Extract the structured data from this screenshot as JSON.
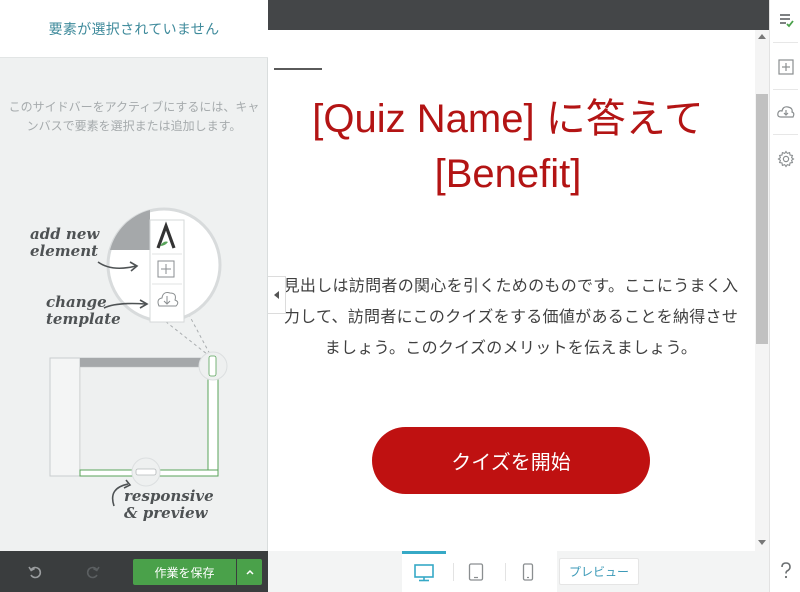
{
  "left_panel": {
    "header": "要素が選択されていません",
    "help_text": "このサイドバーをアクティブにするには、キャンバスで要素を選択または追加します。",
    "illustration": {
      "label_add": "add new element",
      "label_add_line1": "add new",
      "label_add_line2": "element",
      "label_change_line1": "change",
      "label_change_line2": "template",
      "label_responsive_line1": "responsive",
      "label_responsive_line2": "& preview"
    }
  },
  "bottom_bar": {
    "save_label": "作業を保存"
  },
  "canvas": {
    "headline_line1": "[Quiz Name] に答えて",
    "headline_line2": "[Benefit]",
    "body_text": "見出しは訪問者の関心を引くためのものです。ここにうまく入力して、訪問者にこのクイズをする価値があることを納得させましょう。このクイズのメリットを伝えましょう。",
    "cta_label": "クイズを開始"
  },
  "device_bar": {
    "preview_label": "プレビュー",
    "active_device": "desktop"
  },
  "colors": {
    "accent_red": "#bf1111",
    "headline_red": "#b31414",
    "save_green": "#4aa14a",
    "device_active_blue": "#36a9c6",
    "header_teal": "#3e8a9b"
  }
}
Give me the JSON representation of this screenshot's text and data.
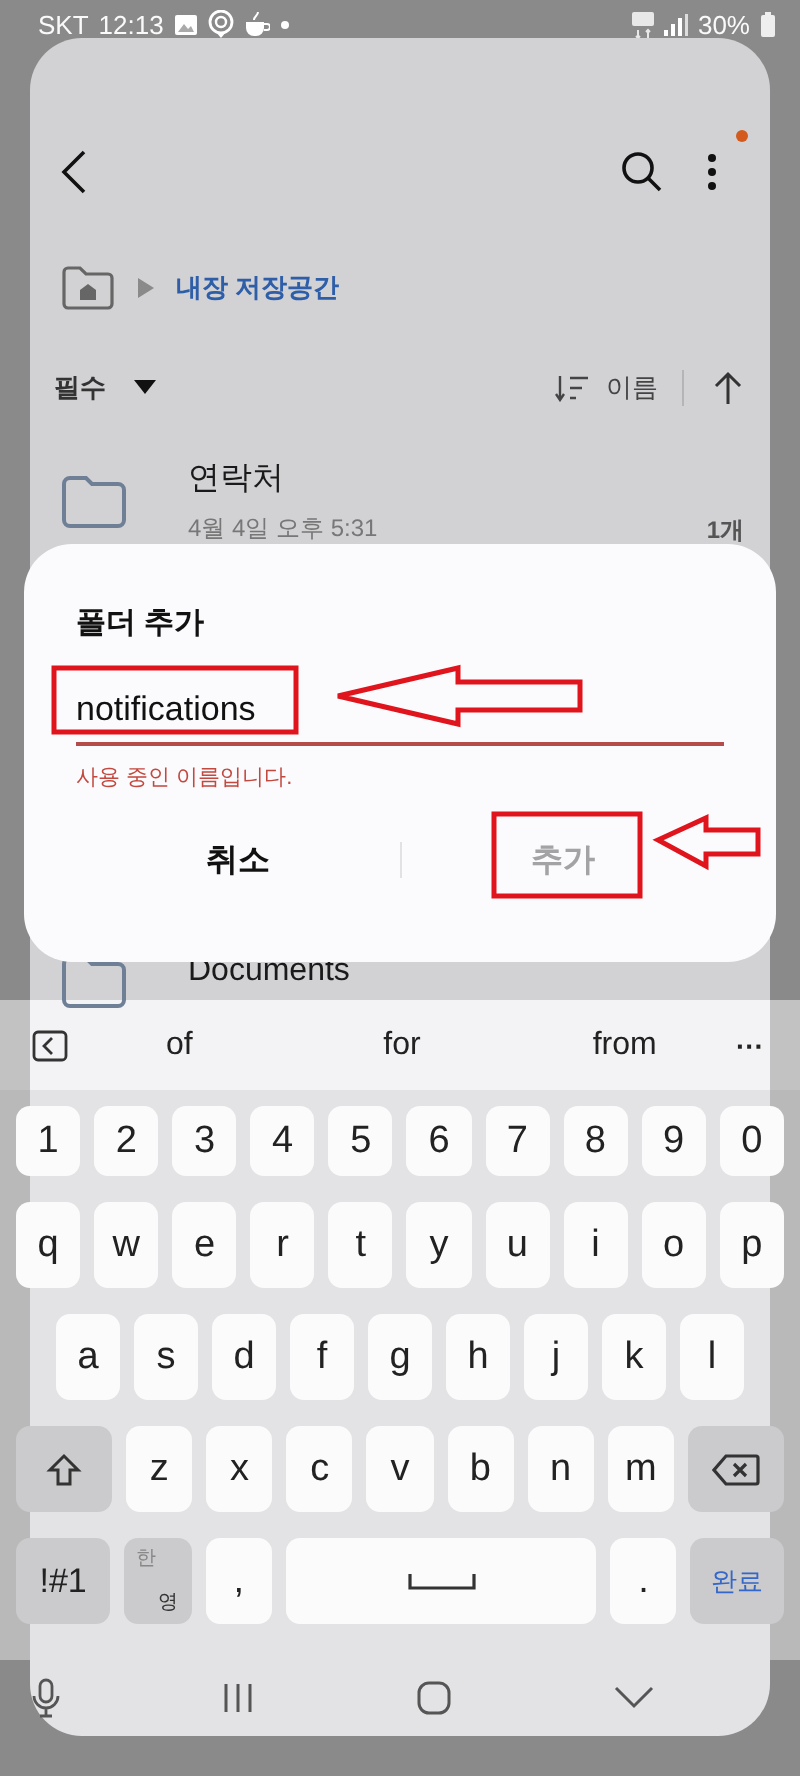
{
  "status_bar": {
    "carrier": "SKT",
    "time": "12:13",
    "battery": "30%"
  },
  "app_bar": {
    "menu_badge": true
  },
  "breadcrumb": {
    "label": "내장 저장공간"
  },
  "sort": {
    "filter": "필수",
    "sort_by": "이름"
  },
  "folders": [
    {
      "name": "연락처",
      "date": "4월 4일 오후 5:31",
      "count": "1개"
    },
    {
      "name": "Documents"
    }
  ],
  "dialog": {
    "title": "폴더 추가",
    "value": "notifications",
    "error": "사용 중인 이름입니다.",
    "buttons": [
      {
        "label": "취소",
        "disabled": false
      },
      {
        "label": "추가",
        "disabled": true
      }
    ]
  },
  "keyboard": {
    "suggestions": [
      "of",
      "for",
      "from"
    ],
    "more": "···",
    "rows": [
      [
        "1",
        "2",
        "3",
        "4",
        "5",
        "6",
        "7",
        "8",
        "9",
        "0"
      ],
      [
        "q",
        "w",
        "e",
        "r",
        "t",
        "y",
        "u",
        "i",
        "o",
        "p"
      ],
      [
        "a",
        "s",
        "d",
        "f",
        "g",
        "h",
        "j",
        "k",
        "l"
      ],
      [
        "z",
        "x",
        "c",
        "v",
        "b",
        "n",
        "m"
      ]
    ],
    "symbols": "!#1",
    "lang_top": "한",
    "lang_bottom": "영",
    "comma": ",",
    "period": ".",
    "done": "완료"
  }
}
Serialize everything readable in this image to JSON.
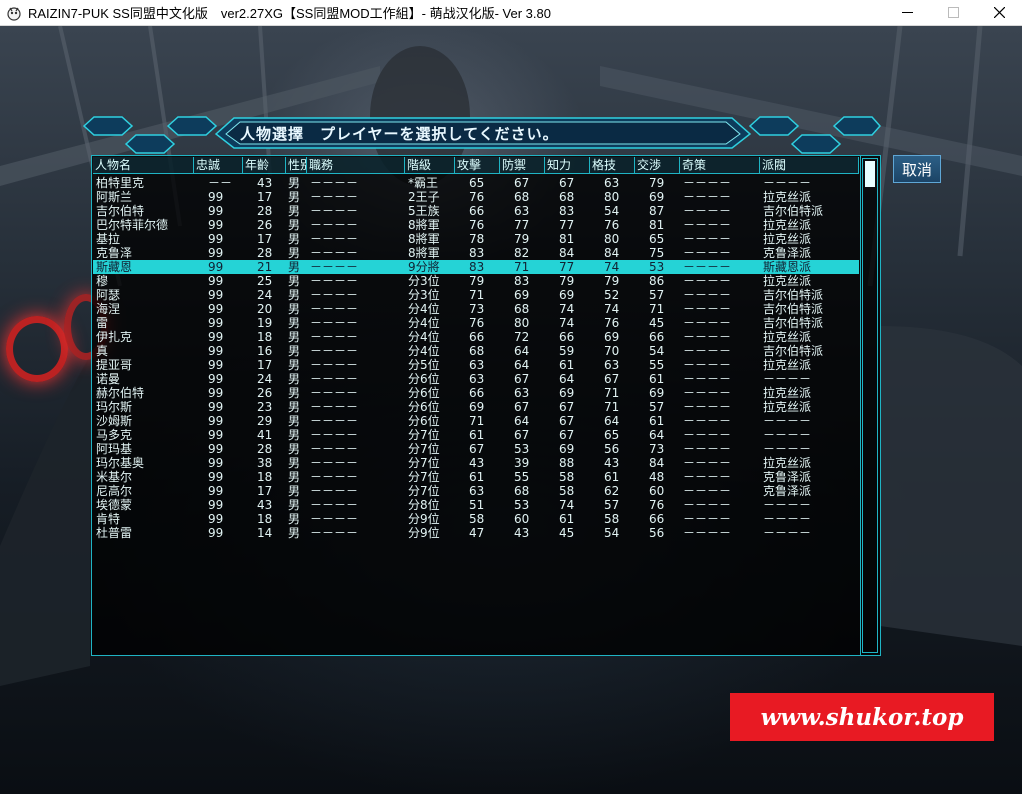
{
  "window": {
    "title": "RAIZIN7-PUK SS同盟中文化版　ver2.27XG【SS同盟MOD工作組】- 萌战汉化版- Ver 3.80"
  },
  "dialog": {
    "title": "人物選擇　プレイヤーを選択してください。",
    "cancel_label": "取消"
  },
  "columns": [
    "人物名",
    "忠誠",
    "年齡",
    "性别",
    "職務",
    "階級",
    "攻擊",
    "防禦",
    "知力",
    "格技",
    "交渉",
    "奇策",
    "派閥"
  ],
  "rows": [
    {
      "name": "柏特里克",
      "loyalty": "－－",
      "age": "43",
      "sex": "男",
      "duty": "－－－－",
      "rank": "*霸王",
      "atk": "65",
      "def": "67",
      "int": "67",
      "cmb": "63",
      "neg": "79",
      "strat": "－－－－",
      "faction": "－－－－"
    },
    {
      "name": "阿斯兰",
      "loyalty": "99",
      "age": "17",
      "sex": "男",
      "duty": "－－－－",
      "rank": "2王子",
      "atk": "76",
      "def": "68",
      "int": "68",
      "cmb": "80",
      "neg": "69",
      "strat": "－－－－",
      "faction": "拉克丝派"
    },
    {
      "name": "吉尔伯特",
      "loyalty": "99",
      "age": "28",
      "sex": "男",
      "duty": "－－－－",
      "rank": "5王族",
      "atk": "66",
      "def": "63",
      "int": "83",
      "cmb": "54",
      "neg": "87",
      "strat": "－－－－",
      "faction": "吉尔伯特派"
    },
    {
      "name": "巴尔特菲尔德",
      "loyalty": "99",
      "age": "26",
      "sex": "男",
      "duty": "－－－－",
      "rank": "8將軍",
      "atk": "76",
      "def": "77",
      "int": "77",
      "cmb": "76",
      "neg": "81",
      "strat": "－－－－",
      "faction": "拉克丝派"
    },
    {
      "name": "基拉",
      "loyalty": "99",
      "age": "17",
      "sex": "男",
      "duty": "－－－－",
      "rank": "8將軍",
      "atk": "78",
      "def": "79",
      "int": "81",
      "cmb": "80",
      "neg": "65",
      "strat": "－－－－",
      "faction": "拉克丝派"
    },
    {
      "name": "克鲁泽",
      "loyalty": "99",
      "age": "28",
      "sex": "男",
      "duty": "－－－－",
      "rank": "8將軍",
      "atk": "83",
      "def": "82",
      "int": "84",
      "cmb": "84",
      "neg": "75",
      "strat": "－－－－",
      "faction": "克鲁泽派"
    },
    {
      "name": "斯藏恩",
      "loyalty": "99",
      "age": "21",
      "sex": "男",
      "duty": "－－－－",
      "rank": "9分將",
      "atk": "83",
      "def": "71",
      "int": "77",
      "cmb": "74",
      "neg": "53",
      "strat": "－－－－",
      "faction": "斯藏恩派",
      "selected": true
    },
    {
      "name": "穆",
      "loyalty": "99",
      "age": "25",
      "sex": "男",
      "duty": "－－－－",
      "rank": "分3位",
      "atk": "79",
      "def": "83",
      "int": "79",
      "cmb": "79",
      "neg": "86",
      "strat": "－－－－",
      "faction": "拉克丝派"
    },
    {
      "name": "阿瑟",
      "loyalty": "99",
      "age": "24",
      "sex": "男",
      "duty": "－－－－",
      "rank": "分3位",
      "atk": "71",
      "def": "69",
      "int": "69",
      "cmb": "52",
      "neg": "57",
      "strat": "－－－－",
      "faction": "吉尔伯特派"
    },
    {
      "name": "海涅",
      "loyalty": "99",
      "age": "20",
      "sex": "男",
      "duty": "－－－－",
      "rank": "分4位",
      "atk": "73",
      "def": "68",
      "int": "74",
      "cmb": "74",
      "neg": "71",
      "strat": "－－－－",
      "faction": "吉尔伯特派"
    },
    {
      "name": "雷",
      "loyalty": "99",
      "age": "19",
      "sex": "男",
      "duty": "－－－－",
      "rank": "分4位",
      "atk": "76",
      "def": "80",
      "int": "74",
      "cmb": "76",
      "neg": "45",
      "strat": "－－－－",
      "faction": "吉尔伯特派"
    },
    {
      "name": "伊扎克",
      "loyalty": "99",
      "age": "18",
      "sex": "男",
      "duty": "－－－－",
      "rank": "分4位",
      "atk": "66",
      "def": "72",
      "int": "66",
      "cmb": "69",
      "neg": "66",
      "strat": "－－－－",
      "faction": "拉克丝派"
    },
    {
      "name": "真",
      "loyalty": "99",
      "age": "16",
      "sex": "男",
      "duty": "－－－－",
      "rank": "分4位",
      "atk": "68",
      "def": "64",
      "int": "59",
      "cmb": "70",
      "neg": "54",
      "strat": "－－－－",
      "faction": "吉尔伯特派"
    },
    {
      "name": "提亚哥",
      "loyalty": "99",
      "age": "17",
      "sex": "男",
      "duty": "－－－－",
      "rank": "分5位",
      "atk": "63",
      "def": "64",
      "int": "61",
      "cmb": "63",
      "neg": "55",
      "strat": "－－－－",
      "faction": "拉克丝派"
    },
    {
      "name": "诺曼",
      "loyalty": "99",
      "age": "24",
      "sex": "男",
      "duty": "－－－－",
      "rank": "分6位",
      "atk": "63",
      "def": "67",
      "int": "64",
      "cmb": "67",
      "neg": "61",
      "strat": "－－－－",
      "faction": "－－－－"
    },
    {
      "name": "赫尔伯特",
      "loyalty": "99",
      "age": "26",
      "sex": "男",
      "duty": "－－－－",
      "rank": "分6位",
      "atk": "66",
      "def": "63",
      "int": "69",
      "cmb": "71",
      "neg": "69",
      "strat": "－－－－",
      "faction": "拉克丝派"
    },
    {
      "name": "玛尔斯",
      "loyalty": "99",
      "age": "23",
      "sex": "男",
      "duty": "－－－－",
      "rank": "分6位",
      "atk": "69",
      "def": "67",
      "int": "67",
      "cmb": "71",
      "neg": "57",
      "strat": "－－－－",
      "faction": "拉克丝派"
    },
    {
      "name": "沙姆斯",
      "loyalty": "99",
      "age": "29",
      "sex": "男",
      "duty": "－－－－",
      "rank": "分6位",
      "atk": "71",
      "def": "64",
      "int": "67",
      "cmb": "64",
      "neg": "61",
      "strat": "－－－－",
      "faction": "－－－－"
    },
    {
      "name": "马多克",
      "loyalty": "99",
      "age": "41",
      "sex": "男",
      "duty": "－－－－",
      "rank": "分7位",
      "atk": "61",
      "def": "67",
      "int": "67",
      "cmb": "65",
      "neg": "64",
      "strat": "－－－－",
      "faction": "－－－－"
    },
    {
      "name": "阿玛基",
      "loyalty": "99",
      "age": "28",
      "sex": "男",
      "duty": "－－－－",
      "rank": "分7位",
      "atk": "67",
      "def": "53",
      "int": "69",
      "cmb": "56",
      "neg": "73",
      "strat": "－－－－",
      "faction": "－－－－"
    },
    {
      "name": "玛尔基奥",
      "loyalty": "99",
      "age": "38",
      "sex": "男",
      "duty": "－－－－",
      "rank": "分7位",
      "atk": "43",
      "def": "39",
      "int": "88",
      "cmb": "43",
      "neg": "84",
      "strat": "－－－－",
      "faction": "拉克丝派"
    },
    {
      "name": "米基尔",
      "loyalty": "99",
      "age": "18",
      "sex": "男",
      "duty": "－－－－",
      "rank": "分7位",
      "atk": "61",
      "def": "55",
      "int": "58",
      "cmb": "61",
      "neg": "48",
      "strat": "－－－－",
      "faction": "克鲁泽派"
    },
    {
      "name": "尼高尔",
      "loyalty": "99",
      "age": "17",
      "sex": "男",
      "duty": "－－－－",
      "rank": "分7位",
      "atk": "63",
      "def": "68",
      "int": "58",
      "cmb": "62",
      "neg": "60",
      "strat": "－－－－",
      "faction": "克鲁泽派"
    },
    {
      "name": "埃德蒙",
      "loyalty": "99",
      "age": "43",
      "sex": "男",
      "duty": "－－－－",
      "rank": "分8位",
      "atk": "51",
      "def": "53",
      "int": "74",
      "cmb": "57",
      "neg": "76",
      "strat": "－－－－",
      "faction": "－－－－"
    },
    {
      "name": "肯特",
      "loyalty": "99",
      "age": "18",
      "sex": "男",
      "duty": "－－－－",
      "rank": "分9位",
      "atk": "58",
      "def": "60",
      "int": "61",
      "cmb": "58",
      "neg": "66",
      "strat": "－－－－",
      "faction": "－－－－"
    },
    {
      "name": "杜普雷",
      "loyalty": "99",
      "age": "14",
      "sex": "男",
      "duty": "－－－－",
      "rank": "分9位",
      "atk": "47",
      "def": "43",
      "int": "45",
      "cmb": "54",
      "neg": "56",
      "strat": "－－－－",
      "faction": "－－－－"
    }
  ],
  "watermark": "www.shukor.top",
  "colors": {
    "accent": "#1fb4c4",
    "selected_row": "#25d3d6",
    "watermark_bg": "#e81a23"
  }
}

▶ Problem statement:
Determine the number of lines containing "title". Write only that number.

▶ Task result:
3